>> Begin Source data

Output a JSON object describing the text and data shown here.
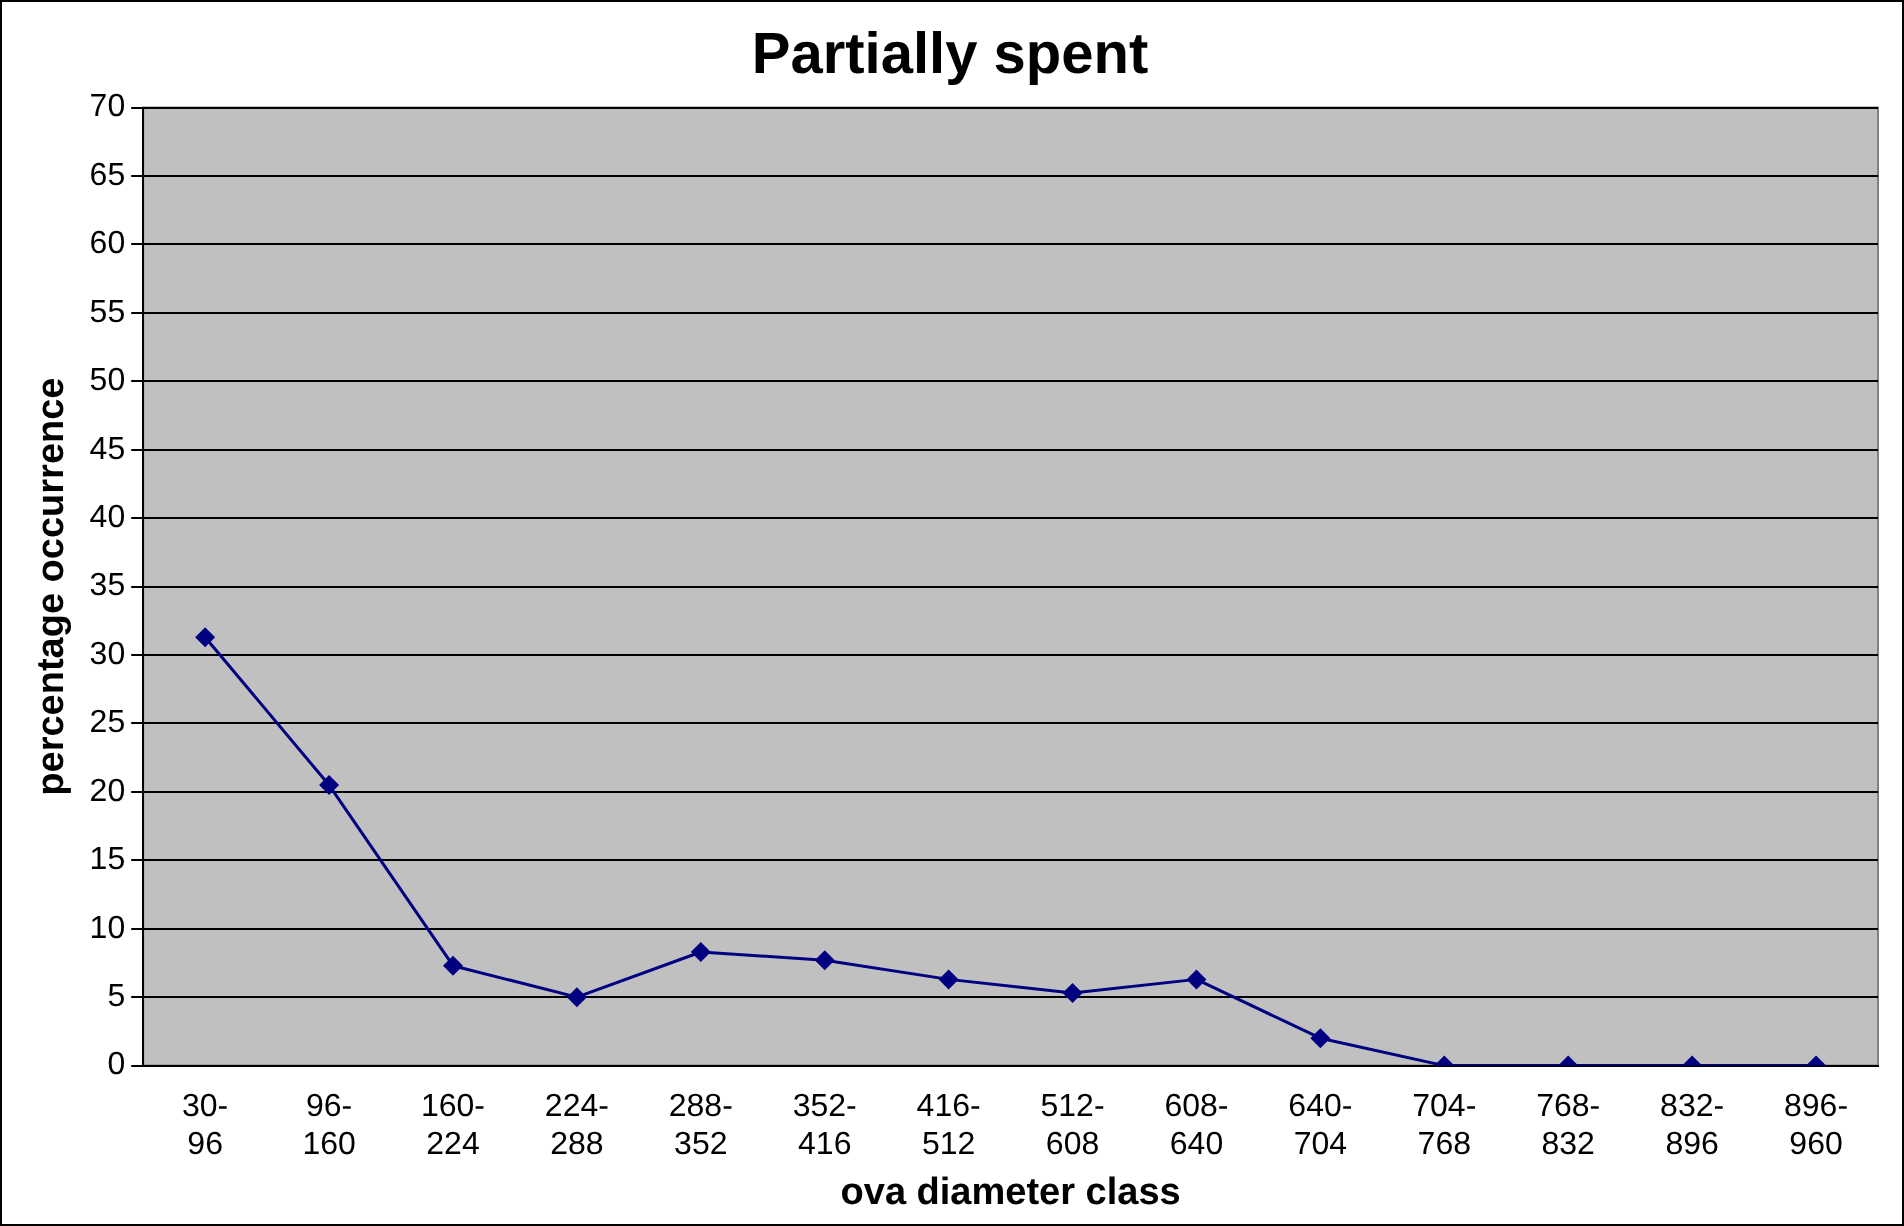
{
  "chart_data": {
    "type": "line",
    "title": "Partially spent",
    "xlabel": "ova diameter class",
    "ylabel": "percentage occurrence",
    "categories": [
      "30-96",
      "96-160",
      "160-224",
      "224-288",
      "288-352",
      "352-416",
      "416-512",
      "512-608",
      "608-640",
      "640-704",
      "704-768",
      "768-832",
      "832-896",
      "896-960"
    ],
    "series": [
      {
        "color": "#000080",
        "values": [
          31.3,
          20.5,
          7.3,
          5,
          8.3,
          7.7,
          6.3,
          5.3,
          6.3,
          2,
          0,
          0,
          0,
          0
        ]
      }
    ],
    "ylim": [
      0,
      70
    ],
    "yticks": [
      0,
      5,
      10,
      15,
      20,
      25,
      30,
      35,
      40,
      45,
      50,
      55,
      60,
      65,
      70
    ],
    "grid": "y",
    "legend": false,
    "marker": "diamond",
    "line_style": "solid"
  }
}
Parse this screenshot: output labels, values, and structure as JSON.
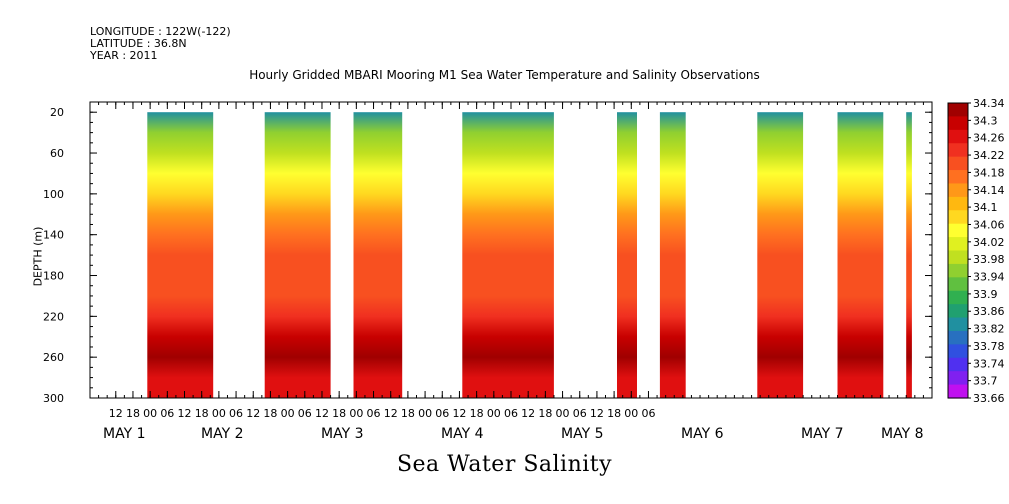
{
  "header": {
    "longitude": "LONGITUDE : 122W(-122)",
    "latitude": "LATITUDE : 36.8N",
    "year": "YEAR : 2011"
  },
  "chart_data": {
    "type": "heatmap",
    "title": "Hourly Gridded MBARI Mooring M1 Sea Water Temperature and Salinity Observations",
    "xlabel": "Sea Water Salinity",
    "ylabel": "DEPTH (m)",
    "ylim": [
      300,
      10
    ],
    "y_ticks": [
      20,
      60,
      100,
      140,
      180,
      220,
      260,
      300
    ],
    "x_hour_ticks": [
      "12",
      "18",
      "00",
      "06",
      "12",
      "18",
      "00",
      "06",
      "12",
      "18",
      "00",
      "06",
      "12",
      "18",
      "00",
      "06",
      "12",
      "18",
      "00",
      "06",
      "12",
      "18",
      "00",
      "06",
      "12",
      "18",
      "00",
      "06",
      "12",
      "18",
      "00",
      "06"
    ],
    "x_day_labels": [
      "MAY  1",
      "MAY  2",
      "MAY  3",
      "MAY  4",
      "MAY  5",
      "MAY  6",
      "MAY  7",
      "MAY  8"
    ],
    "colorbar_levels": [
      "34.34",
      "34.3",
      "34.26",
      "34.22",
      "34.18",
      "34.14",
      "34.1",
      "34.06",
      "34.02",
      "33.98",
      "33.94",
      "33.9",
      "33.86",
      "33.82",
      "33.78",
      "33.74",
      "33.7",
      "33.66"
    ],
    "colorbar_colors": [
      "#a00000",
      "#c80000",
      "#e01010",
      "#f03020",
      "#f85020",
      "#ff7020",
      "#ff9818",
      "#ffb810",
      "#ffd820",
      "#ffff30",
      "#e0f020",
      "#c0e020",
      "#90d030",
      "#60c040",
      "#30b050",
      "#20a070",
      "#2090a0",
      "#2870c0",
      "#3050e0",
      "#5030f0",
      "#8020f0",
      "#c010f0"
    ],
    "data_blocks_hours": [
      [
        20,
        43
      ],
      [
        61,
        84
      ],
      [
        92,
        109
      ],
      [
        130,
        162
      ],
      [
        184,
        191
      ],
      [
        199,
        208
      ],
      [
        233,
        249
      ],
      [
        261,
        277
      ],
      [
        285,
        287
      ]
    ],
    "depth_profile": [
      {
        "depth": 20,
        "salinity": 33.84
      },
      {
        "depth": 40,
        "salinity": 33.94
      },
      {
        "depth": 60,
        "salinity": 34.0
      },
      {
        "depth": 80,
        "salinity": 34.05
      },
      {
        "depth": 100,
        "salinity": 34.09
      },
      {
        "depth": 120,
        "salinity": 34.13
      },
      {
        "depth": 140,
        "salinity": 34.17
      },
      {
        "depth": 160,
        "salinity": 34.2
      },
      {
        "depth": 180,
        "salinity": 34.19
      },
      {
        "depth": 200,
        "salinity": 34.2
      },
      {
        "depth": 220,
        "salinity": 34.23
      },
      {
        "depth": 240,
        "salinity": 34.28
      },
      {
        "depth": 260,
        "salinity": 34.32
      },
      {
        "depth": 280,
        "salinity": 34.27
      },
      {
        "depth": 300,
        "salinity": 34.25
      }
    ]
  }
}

>> End Source data

> **Work required**
Every record above should be transcribed exactly; the pictures stay out of the copy.

> **Reply to the exercise**
Output a JSON object describing the text and data shown here.
{
  "chart_data": {
    "type": "line",
    "title": "Partially spent",
    "xlabel": "ova diameter class",
    "ylabel": "percentage occurrence",
    "categories": [
      "30-96",
      "96-160",
      "160-224",
      "224-288",
      "288-352",
      "352-416",
      "416-512",
      "512-608",
      "608-640",
      "640-704",
      "704-768",
      "768-832",
      "832-896",
      "896-960"
    ],
    "series": [
      {
        "color": "#000080",
        "values": [
          31.3,
          20.5,
          7.3,
          5,
          8.3,
          7.7,
          6.3,
          5.3,
          6.3,
          2,
          0,
          0,
          0,
          0
        ]
      }
    ],
    "ylim": [
      0,
      70
    ],
    "yticks": [
      0,
      5,
      10,
      15,
      20,
      25,
      30,
      35,
      40,
      45,
      50,
      55,
      60,
      65,
      70
    ],
    "grid": "y",
    "legend": false,
    "marker": "diamond",
    "line_style": "solid"
  }
}
Parse this screenshot: output labels, values, and structure as JSON.
{
  "header": {
    "longitude": "LONGITUDE : 122W(-122)",
    "latitude": "LATITUDE : 36.8N",
    "year": "YEAR : 2011"
  },
  "chart_data": {
    "type": "heatmap",
    "title": "Hourly Gridded MBARI Mooring M1 Sea Water Temperature and Salinity Observations",
    "xlabel": "Sea Water Salinity",
    "ylabel": "DEPTH (m)",
    "ylim": [
      300,
      10
    ],
    "y_ticks": [
      20,
      60,
      100,
      140,
      180,
      220,
      260,
      300
    ],
    "x_hour_ticks": [
      "12",
      "18",
      "00",
      "06",
      "12",
      "18",
      "00",
      "06",
      "12",
      "18",
      "00",
      "06",
      "12",
      "18",
      "00",
      "06",
      "12",
      "18",
      "00",
      "06",
      "12",
      "18",
      "00",
      "06",
      "12",
      "18",
      "00",
      "06",
      "12",
      "18",
      "00",
      "06"
    ],
    "x_day_labels": [
      "MAY  1",
      "MAY  2",
      "MAY  3",
      "MAY  4",
      "MAY  5",
      "MAY  6",
      "MAY  7",
      "MAY  8"
    ],
    "colorbar_levels": [
      "34.34",
      "34.3",
      "34.26",
      "34.22",
      "34.18",
      "34.14",
      "34.1",
      "34.06",
      "34.02",
      "33.98",
      "33.94",
      "33.9",
      "33.86",
      "33.82",
      "33.78",
      "33.74",
      "33.7",
      "33.66"
    ],
    "colorbar_colors": [
      "#a00000",
      "#c80000",
      "#e01010",
      "#f03020",
      "#f85020",
      "#ff7020",
      "#ff9818",
      "#ffb810",
      "#ffd820",
      "#ffff30",
      "#e0f020",
      "#c0e020",
      "#90d030",
      "#60c040",
      "#30b050",
      "#20a070",
      "#2090a0",
      "#2870c0",
      "#3050e0",
      "#5030f0",
      "#8020f0",
      "#c010f0"
    ],
    "data_blocks_hours": [
      [
        20,
        43
      ],
      [
        61,
        84
      ],
      [
        92,
        109
      ],
      [
        130,
        162
      ],
      [
        184,
        191
      ],
      [
        199,
        208
      ],
      [
        233,
        249
      ],
      [
        261,
        277
      ],
      [
        285,
        287
      ]
    ],
    "depth_profile": [
      {
        "depth": 20,
        "salinity": 33.84
      },
      {
        "depth": 40,
        "salinity": 33.94
      },
      {
        "depth": 60,
        "salinity": 34.0
      },
      {
        "depth": 80,
        "salinity": 34.05
      },
      {
        "depth": 100,
        "salinity": 34.09
      },
      {
        "depth": 120,
        "salinity": 34.13
      },
      {
        "depth": 140,
        "salinity": 34.17
      },
      {
        "depth": 160,
        "salinity": 34.2
      },
      {
        "depth": 180,
        "salinity": 34.19
      },
      {
        "depth": 200,
        "salinity": 34.2
      },
      {
        "depth": 220,
        "salinity": 34.23
      },
      {
        "depth": 240,
        "salinity": 34.28
      },
      {
        "depth": 260,
        "salinity": 34.32
      },
      {
        "depth": 280,
        "salinity": 34.27
      },
      {
        "depth": 300,
        "salinity": 34.25
      }
    ]
  }
}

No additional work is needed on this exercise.